▶ _DATA SHOWN_:
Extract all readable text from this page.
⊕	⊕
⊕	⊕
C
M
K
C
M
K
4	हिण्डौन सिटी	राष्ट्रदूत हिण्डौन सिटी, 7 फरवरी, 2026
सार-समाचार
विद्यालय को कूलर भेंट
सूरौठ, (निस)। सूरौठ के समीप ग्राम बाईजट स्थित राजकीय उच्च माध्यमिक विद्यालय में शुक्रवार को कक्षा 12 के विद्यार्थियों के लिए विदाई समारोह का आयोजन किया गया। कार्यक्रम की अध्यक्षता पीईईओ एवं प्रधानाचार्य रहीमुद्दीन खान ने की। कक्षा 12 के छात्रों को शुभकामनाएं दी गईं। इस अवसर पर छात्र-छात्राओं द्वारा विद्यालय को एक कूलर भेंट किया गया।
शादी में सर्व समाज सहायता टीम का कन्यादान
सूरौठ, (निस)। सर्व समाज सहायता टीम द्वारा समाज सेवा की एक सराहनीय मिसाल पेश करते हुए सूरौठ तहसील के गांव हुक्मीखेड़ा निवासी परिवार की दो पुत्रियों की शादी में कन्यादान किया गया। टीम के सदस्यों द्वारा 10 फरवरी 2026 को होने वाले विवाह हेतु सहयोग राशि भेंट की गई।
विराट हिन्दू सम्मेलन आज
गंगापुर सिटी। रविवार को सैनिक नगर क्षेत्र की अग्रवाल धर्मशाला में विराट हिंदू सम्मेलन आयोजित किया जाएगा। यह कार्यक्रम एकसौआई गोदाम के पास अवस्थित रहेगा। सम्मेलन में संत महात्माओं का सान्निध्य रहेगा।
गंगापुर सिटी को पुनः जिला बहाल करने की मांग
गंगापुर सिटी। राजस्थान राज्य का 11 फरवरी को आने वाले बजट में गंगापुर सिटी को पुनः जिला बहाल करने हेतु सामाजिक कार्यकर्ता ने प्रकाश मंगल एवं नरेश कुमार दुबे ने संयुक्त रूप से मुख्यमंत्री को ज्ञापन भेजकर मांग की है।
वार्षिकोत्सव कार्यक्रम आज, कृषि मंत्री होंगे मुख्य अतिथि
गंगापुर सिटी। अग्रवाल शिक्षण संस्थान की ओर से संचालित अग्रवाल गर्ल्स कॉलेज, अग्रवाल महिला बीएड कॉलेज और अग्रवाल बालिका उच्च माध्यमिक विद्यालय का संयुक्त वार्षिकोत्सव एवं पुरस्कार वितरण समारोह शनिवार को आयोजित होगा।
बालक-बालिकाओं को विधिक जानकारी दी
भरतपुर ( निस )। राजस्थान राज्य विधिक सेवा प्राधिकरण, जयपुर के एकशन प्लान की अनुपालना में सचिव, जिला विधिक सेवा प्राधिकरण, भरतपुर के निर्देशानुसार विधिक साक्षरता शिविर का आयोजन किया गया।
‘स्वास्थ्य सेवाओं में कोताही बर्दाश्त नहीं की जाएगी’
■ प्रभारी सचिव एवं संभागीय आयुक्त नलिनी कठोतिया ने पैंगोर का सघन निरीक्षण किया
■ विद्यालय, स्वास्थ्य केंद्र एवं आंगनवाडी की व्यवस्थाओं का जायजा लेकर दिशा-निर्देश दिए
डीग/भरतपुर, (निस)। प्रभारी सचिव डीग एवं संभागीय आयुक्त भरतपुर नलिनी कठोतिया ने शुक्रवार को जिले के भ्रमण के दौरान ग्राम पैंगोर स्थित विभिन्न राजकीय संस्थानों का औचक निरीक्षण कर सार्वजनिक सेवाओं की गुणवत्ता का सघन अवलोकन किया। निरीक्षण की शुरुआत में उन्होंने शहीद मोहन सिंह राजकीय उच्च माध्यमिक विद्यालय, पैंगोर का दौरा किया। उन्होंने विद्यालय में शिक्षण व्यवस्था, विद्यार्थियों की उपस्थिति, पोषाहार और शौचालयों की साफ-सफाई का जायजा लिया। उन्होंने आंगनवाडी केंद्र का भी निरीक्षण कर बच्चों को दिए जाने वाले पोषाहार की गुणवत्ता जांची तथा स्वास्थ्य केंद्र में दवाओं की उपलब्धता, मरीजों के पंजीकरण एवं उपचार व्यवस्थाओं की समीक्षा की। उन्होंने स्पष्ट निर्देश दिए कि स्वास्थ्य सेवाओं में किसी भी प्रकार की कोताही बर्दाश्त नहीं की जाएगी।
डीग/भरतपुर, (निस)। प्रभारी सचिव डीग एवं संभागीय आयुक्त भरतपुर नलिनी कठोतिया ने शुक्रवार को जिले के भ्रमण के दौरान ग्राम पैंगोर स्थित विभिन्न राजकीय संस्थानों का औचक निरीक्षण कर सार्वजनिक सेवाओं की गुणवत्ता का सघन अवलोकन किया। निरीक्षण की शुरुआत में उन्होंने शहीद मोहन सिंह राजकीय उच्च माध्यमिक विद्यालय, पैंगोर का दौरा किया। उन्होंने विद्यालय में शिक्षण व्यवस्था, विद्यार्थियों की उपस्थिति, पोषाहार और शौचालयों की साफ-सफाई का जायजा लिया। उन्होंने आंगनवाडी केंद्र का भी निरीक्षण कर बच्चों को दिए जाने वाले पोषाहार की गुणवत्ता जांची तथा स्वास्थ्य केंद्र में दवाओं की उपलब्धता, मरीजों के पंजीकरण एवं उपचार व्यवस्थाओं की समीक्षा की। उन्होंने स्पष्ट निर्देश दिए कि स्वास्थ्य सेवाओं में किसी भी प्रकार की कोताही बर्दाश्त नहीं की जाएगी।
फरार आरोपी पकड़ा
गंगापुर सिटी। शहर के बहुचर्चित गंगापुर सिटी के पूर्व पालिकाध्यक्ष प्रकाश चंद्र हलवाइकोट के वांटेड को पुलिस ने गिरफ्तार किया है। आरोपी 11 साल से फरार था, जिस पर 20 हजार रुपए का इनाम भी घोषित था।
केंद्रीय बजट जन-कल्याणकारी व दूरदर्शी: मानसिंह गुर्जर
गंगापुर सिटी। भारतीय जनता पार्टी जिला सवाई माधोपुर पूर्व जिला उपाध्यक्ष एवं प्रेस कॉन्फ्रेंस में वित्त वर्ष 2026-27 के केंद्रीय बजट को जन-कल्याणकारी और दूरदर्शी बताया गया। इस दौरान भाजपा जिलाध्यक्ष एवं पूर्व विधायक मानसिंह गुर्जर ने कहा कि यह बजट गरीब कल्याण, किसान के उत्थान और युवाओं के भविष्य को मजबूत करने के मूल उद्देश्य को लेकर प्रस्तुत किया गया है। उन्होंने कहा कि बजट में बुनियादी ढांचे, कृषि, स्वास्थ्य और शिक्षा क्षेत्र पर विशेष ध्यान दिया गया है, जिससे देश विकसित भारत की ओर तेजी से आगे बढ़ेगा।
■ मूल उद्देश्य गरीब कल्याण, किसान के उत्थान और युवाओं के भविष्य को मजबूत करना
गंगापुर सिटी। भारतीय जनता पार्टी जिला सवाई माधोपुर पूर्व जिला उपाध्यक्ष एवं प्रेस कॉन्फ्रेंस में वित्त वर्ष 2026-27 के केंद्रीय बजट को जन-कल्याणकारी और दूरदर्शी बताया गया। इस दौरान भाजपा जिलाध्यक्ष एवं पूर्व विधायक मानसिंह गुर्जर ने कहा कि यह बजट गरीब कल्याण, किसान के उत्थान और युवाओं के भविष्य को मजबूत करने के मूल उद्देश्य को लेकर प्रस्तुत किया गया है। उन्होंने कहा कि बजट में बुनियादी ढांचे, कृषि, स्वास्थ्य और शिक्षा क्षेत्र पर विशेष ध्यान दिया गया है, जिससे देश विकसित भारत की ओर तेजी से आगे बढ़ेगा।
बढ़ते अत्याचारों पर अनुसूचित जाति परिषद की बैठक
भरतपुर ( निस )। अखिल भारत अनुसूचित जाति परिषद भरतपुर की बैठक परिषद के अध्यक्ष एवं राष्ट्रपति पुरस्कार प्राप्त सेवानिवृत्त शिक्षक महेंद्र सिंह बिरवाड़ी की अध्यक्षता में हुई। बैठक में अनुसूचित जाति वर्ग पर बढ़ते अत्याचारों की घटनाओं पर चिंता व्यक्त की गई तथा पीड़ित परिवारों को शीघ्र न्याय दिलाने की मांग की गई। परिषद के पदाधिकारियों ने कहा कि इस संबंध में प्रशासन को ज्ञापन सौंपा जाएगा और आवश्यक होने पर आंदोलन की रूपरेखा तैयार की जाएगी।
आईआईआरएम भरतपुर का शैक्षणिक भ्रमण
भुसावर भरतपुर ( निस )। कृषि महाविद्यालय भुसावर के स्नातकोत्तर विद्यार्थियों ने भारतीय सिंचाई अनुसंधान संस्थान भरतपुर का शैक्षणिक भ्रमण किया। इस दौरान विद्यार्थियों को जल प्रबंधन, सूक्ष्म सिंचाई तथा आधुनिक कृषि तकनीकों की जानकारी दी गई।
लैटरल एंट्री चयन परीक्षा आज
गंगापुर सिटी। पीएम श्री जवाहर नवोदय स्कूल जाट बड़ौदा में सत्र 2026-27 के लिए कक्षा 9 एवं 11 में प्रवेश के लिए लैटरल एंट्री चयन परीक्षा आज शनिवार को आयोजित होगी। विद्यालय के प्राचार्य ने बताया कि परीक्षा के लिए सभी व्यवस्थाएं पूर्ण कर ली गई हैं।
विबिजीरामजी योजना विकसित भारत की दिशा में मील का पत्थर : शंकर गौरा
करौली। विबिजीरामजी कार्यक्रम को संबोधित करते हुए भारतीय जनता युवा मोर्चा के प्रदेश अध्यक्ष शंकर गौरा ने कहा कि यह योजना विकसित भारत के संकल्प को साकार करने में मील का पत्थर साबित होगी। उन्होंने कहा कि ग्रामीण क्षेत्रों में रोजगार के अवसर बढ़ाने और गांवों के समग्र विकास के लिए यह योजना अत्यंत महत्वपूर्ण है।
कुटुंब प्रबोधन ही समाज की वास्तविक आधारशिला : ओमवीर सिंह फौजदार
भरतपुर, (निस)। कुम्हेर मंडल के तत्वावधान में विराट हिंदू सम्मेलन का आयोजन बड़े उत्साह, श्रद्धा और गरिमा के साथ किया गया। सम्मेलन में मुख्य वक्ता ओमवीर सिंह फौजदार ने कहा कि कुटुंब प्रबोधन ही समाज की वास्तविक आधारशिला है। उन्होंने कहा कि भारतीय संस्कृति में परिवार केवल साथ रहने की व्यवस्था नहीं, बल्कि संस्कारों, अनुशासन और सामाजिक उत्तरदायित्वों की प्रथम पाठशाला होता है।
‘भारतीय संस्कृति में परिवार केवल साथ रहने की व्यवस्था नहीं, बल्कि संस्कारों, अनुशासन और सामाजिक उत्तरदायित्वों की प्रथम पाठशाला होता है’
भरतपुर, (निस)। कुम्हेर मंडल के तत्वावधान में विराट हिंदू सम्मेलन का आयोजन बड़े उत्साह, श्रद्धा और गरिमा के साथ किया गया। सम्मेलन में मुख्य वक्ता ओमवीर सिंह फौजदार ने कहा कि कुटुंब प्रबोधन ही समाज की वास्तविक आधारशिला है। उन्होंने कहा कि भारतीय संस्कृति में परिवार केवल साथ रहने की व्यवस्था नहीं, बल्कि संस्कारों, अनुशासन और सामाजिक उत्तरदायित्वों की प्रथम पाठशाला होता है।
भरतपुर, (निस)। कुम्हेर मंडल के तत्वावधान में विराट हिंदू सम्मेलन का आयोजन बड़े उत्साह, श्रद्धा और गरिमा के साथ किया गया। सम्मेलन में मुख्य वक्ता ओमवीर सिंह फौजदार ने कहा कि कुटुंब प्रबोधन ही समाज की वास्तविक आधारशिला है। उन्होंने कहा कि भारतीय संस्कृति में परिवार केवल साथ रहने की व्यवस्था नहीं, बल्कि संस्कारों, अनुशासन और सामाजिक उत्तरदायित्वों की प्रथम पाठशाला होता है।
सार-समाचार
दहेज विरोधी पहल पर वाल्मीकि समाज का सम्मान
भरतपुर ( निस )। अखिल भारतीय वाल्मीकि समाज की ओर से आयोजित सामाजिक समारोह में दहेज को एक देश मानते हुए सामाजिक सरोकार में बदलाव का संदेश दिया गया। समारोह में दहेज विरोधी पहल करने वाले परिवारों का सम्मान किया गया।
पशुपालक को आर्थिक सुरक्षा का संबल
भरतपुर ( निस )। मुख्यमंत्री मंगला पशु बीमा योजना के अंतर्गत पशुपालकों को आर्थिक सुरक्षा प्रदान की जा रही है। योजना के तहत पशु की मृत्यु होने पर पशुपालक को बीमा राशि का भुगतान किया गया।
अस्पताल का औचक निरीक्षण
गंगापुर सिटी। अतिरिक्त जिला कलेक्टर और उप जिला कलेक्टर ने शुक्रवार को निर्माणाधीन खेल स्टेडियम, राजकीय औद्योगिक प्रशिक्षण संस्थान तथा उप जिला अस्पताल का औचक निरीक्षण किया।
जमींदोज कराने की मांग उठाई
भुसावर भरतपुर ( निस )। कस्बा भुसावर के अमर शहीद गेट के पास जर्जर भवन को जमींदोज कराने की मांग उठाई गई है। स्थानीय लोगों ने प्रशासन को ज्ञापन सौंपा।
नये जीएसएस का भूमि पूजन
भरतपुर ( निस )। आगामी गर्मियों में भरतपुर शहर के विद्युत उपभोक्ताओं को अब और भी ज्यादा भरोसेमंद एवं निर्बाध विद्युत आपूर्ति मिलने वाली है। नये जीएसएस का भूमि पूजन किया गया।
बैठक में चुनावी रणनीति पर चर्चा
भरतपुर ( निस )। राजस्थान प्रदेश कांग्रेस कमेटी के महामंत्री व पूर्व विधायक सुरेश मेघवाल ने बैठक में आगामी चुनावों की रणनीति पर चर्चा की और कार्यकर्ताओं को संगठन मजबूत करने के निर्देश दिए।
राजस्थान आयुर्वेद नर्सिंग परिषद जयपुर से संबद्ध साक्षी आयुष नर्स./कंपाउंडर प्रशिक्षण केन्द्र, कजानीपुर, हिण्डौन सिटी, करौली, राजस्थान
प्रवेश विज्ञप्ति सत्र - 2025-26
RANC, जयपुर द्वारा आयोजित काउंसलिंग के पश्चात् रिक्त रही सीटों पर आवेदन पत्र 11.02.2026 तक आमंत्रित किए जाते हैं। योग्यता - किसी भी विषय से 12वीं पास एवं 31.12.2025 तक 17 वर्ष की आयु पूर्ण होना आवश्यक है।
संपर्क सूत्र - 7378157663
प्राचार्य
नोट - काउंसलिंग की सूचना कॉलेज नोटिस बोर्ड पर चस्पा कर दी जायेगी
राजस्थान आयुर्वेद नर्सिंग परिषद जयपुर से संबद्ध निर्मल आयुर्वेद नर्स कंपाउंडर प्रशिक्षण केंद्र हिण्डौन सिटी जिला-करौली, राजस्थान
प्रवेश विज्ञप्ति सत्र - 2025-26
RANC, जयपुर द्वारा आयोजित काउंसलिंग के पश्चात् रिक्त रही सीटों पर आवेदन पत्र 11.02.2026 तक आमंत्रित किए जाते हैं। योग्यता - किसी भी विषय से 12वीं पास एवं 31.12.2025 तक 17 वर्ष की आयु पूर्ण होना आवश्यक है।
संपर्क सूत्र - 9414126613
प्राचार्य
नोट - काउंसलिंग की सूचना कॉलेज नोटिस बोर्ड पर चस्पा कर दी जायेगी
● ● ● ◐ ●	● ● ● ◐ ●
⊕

▶ _PROBLEM REQUIREMENTS_:
Collect each line containing the string "एसएस".

▶ _RESULT FOR THIS TASK_:
नये जीएसएस का भूमि पूजन
भरतपुर ( निस )। आगामी गर्मियों में भरतपुर शहर के विद्युत उपभोक्ताओं को अब और भी ज्यादा भरोसेमंद एवं निर्बाध विद्युत आपूर्ति मिलने वाली है। नये जीएसएस का भूमि पूजन किया गया।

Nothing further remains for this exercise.